SOURCE DATA.

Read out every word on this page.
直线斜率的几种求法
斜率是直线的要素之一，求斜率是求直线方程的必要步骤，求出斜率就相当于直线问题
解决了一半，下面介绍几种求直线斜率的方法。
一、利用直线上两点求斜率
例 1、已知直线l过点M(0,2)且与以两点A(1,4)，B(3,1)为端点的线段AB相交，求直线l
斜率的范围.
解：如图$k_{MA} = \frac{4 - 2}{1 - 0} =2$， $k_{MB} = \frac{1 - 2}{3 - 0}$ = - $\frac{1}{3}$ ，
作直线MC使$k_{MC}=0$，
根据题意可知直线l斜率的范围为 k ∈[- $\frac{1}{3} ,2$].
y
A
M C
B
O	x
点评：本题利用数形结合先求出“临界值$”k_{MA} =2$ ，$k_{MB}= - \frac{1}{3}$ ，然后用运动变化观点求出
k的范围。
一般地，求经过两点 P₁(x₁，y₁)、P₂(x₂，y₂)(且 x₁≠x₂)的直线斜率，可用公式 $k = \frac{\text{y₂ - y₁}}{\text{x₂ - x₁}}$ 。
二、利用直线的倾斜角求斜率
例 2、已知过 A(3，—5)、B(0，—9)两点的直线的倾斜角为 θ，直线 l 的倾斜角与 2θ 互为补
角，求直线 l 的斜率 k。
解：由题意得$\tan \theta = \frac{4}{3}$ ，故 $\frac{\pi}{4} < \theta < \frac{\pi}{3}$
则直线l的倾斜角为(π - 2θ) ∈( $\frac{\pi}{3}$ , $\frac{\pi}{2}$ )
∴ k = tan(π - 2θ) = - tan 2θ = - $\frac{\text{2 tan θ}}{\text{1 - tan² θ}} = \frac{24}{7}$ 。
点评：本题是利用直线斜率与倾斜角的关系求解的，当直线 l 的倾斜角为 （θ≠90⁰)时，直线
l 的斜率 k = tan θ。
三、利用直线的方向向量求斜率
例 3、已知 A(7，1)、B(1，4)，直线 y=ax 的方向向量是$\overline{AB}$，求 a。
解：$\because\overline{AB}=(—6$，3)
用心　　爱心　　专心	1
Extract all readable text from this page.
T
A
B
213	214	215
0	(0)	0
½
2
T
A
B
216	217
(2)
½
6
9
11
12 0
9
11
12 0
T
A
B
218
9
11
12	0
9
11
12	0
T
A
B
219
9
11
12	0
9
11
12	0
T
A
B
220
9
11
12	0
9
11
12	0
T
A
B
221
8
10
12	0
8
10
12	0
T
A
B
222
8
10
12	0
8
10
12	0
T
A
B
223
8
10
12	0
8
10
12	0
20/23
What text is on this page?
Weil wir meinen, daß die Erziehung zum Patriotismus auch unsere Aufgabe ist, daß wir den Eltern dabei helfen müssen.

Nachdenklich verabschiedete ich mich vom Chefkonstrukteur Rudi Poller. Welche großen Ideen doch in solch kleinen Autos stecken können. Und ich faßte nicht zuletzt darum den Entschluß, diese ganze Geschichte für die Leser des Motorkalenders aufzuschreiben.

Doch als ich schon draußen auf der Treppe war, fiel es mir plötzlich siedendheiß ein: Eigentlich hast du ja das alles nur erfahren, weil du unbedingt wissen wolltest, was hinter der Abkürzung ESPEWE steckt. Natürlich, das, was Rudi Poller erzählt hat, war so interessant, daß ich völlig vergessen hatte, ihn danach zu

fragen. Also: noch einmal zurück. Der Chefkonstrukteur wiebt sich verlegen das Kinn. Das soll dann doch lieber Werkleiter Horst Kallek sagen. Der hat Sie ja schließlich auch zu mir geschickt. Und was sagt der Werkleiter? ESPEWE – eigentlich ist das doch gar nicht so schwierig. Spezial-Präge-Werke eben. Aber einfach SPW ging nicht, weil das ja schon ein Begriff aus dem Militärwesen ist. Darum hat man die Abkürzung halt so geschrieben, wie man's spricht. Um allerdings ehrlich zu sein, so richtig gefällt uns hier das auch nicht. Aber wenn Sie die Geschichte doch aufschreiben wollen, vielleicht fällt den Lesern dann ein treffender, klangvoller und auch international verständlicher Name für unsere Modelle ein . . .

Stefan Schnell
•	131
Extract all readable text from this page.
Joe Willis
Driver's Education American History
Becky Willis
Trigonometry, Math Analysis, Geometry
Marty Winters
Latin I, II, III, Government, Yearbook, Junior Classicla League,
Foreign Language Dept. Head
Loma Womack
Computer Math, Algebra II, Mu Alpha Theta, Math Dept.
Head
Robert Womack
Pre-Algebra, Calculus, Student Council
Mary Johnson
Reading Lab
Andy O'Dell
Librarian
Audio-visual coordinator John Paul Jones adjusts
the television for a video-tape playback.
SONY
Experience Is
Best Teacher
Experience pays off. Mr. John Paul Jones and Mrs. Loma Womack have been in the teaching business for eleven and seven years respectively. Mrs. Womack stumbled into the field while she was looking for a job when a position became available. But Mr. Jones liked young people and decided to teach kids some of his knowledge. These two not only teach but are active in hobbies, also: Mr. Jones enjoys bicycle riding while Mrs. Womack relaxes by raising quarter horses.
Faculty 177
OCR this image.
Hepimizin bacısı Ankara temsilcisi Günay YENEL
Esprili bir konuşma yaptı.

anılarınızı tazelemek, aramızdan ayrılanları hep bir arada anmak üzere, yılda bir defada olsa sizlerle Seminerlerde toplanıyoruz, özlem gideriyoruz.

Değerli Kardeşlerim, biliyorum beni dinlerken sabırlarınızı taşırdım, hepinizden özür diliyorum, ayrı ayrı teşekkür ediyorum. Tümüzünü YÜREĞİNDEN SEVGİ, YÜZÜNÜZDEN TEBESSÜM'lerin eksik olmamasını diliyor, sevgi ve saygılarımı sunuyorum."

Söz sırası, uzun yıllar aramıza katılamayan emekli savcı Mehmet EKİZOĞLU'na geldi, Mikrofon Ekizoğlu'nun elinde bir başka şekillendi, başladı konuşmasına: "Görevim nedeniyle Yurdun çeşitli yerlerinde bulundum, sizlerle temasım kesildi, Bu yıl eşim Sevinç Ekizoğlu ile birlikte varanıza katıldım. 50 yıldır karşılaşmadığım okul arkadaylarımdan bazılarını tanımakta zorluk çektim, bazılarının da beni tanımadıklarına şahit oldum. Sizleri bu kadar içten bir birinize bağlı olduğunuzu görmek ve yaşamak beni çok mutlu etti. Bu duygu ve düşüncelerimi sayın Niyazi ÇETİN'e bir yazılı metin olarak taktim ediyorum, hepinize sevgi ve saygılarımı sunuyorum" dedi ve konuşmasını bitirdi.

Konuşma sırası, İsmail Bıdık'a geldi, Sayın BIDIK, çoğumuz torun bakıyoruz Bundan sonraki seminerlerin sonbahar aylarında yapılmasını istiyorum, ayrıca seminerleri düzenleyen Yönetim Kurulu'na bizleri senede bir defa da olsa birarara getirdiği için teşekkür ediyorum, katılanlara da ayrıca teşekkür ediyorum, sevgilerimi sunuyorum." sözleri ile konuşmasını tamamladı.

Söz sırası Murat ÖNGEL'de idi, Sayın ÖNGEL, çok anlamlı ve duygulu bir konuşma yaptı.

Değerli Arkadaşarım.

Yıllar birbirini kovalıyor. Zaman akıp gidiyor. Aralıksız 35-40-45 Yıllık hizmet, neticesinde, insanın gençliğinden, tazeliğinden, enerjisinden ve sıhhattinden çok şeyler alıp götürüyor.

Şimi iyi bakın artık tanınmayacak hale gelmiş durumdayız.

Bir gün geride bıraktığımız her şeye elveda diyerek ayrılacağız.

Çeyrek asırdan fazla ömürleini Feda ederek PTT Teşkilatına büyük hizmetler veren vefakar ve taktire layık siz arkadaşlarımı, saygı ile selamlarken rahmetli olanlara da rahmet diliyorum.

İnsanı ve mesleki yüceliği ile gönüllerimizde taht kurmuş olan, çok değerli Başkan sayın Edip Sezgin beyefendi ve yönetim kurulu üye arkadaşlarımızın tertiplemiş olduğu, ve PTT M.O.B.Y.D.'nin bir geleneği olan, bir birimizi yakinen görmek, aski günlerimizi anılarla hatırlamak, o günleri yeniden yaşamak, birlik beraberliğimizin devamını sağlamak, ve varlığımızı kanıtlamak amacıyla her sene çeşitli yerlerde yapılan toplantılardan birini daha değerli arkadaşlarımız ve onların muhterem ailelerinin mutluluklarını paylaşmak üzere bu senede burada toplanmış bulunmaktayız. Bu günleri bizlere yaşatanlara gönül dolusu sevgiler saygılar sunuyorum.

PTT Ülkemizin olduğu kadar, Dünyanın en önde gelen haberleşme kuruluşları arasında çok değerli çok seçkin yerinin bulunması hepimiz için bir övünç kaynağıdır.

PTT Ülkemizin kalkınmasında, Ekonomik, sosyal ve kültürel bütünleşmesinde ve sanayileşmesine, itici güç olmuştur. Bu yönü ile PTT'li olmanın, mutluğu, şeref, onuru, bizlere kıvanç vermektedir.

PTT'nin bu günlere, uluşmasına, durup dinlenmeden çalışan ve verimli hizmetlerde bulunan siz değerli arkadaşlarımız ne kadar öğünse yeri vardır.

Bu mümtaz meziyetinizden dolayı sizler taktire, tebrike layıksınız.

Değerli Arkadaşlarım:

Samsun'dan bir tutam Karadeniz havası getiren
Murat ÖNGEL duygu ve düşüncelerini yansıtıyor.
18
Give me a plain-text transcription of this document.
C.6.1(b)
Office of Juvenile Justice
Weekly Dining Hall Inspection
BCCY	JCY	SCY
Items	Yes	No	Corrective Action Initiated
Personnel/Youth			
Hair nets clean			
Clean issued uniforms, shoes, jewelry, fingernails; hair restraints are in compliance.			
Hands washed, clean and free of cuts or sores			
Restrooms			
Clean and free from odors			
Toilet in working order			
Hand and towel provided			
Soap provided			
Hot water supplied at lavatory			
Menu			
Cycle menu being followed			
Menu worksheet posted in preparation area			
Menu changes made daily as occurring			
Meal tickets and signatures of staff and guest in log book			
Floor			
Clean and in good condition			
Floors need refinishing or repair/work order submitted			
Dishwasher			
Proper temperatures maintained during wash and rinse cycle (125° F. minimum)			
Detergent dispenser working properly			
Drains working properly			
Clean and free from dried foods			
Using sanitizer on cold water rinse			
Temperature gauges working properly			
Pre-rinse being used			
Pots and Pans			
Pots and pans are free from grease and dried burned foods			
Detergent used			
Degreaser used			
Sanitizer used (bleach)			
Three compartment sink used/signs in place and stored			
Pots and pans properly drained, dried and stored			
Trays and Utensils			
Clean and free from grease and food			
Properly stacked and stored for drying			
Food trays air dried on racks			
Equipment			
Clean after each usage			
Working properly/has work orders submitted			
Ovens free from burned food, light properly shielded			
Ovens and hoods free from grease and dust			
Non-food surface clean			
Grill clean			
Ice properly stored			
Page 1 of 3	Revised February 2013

STATED GOAL. Pull out the lines above in which the word "Math" appears.

SOLVED PROBLEM.
Trigonometry, Math Analysis, Geometry
Computer Math, Algebra II, Mu Alpha Theta, Math Dept.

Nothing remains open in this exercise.